● **SET EXERCISE**:
Say how many lines include "name", with no words around the number.
--*--
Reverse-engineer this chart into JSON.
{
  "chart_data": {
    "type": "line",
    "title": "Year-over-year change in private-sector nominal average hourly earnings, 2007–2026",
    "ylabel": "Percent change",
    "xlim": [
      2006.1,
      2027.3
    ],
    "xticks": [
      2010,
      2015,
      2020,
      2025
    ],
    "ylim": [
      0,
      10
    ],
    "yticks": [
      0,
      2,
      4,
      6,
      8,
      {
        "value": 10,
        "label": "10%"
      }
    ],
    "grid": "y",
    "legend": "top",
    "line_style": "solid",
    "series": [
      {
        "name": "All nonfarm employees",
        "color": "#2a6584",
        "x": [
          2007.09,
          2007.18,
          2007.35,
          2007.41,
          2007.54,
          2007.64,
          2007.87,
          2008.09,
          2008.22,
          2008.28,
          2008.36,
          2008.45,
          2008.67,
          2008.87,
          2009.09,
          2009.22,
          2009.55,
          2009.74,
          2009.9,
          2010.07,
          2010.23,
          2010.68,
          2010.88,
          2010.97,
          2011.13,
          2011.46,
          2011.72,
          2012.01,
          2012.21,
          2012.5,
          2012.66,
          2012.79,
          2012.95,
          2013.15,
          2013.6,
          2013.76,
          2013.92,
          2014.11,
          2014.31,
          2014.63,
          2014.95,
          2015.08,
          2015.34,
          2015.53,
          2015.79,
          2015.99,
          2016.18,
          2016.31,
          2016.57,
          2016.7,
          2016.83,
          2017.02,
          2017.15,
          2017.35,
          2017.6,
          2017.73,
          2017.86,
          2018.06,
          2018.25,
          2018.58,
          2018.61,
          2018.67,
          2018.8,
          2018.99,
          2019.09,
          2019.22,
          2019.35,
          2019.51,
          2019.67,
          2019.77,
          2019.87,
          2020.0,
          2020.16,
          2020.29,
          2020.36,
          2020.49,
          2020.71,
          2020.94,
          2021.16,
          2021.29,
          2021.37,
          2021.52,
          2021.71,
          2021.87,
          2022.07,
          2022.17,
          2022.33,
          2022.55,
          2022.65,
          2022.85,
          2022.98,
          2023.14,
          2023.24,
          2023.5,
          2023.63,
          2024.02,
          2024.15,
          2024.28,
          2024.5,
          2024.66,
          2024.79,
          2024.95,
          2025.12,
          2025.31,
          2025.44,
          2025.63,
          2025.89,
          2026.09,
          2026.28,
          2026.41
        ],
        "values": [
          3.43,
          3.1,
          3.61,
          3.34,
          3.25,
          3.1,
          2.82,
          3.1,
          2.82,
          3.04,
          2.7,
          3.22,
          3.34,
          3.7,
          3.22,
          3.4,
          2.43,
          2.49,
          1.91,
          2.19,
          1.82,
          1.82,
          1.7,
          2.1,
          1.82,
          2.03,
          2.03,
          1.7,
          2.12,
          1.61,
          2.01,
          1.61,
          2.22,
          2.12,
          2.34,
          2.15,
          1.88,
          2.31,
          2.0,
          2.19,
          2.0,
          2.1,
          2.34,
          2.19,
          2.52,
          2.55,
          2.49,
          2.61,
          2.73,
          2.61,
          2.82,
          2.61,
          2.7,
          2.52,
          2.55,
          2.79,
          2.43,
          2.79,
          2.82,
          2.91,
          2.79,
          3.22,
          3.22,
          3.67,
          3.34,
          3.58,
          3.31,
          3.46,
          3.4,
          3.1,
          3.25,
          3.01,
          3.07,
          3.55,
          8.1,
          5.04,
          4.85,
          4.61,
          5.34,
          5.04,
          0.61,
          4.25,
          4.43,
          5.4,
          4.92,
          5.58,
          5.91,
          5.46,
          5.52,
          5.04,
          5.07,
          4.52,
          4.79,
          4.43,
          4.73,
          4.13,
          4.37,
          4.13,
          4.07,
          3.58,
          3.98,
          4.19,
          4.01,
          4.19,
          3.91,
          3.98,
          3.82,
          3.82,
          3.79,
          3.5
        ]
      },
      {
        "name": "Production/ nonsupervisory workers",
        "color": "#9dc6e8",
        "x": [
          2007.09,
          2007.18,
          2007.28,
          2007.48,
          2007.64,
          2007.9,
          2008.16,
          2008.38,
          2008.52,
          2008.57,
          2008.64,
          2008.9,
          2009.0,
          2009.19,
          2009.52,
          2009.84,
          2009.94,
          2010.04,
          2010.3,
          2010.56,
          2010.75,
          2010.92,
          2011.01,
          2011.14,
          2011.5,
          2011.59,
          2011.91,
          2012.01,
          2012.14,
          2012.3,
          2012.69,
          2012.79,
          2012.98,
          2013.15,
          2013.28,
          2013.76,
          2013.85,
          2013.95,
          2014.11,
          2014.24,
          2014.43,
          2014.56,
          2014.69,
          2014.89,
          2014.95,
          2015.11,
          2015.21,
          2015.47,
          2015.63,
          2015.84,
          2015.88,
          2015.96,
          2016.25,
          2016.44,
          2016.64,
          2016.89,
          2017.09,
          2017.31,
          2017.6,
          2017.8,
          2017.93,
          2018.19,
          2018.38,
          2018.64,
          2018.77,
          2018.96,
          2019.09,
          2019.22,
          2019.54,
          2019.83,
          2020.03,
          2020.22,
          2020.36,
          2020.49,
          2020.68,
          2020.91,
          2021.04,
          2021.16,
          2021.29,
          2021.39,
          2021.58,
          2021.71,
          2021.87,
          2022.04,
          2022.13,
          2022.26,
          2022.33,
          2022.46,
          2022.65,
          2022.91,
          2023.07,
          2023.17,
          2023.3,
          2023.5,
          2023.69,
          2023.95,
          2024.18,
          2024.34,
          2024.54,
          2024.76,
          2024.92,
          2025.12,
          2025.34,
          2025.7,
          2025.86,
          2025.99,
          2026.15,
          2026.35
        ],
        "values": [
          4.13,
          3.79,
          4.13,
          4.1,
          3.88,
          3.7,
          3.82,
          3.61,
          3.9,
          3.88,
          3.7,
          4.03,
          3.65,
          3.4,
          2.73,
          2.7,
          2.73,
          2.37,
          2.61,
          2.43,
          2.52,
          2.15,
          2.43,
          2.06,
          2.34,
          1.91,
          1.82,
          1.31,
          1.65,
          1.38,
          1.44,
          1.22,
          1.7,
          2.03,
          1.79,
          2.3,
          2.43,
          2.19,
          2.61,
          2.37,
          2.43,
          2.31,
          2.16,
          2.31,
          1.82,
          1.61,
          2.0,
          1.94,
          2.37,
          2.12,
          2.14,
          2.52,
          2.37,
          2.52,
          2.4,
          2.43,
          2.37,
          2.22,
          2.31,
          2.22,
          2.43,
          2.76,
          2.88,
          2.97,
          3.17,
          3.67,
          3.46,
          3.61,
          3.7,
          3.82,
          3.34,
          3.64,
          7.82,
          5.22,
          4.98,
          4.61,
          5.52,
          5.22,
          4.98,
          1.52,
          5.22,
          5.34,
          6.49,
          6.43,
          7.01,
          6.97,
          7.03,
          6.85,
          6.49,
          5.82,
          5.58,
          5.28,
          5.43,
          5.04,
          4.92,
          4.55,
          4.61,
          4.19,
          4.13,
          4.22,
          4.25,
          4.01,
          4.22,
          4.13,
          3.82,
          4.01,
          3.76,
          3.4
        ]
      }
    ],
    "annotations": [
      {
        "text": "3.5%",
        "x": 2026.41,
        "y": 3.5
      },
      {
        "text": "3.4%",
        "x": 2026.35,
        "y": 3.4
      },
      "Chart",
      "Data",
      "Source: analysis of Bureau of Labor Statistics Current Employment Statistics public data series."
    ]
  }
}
--*--
● **ANSWER FOR THIS EXERCISE**:
2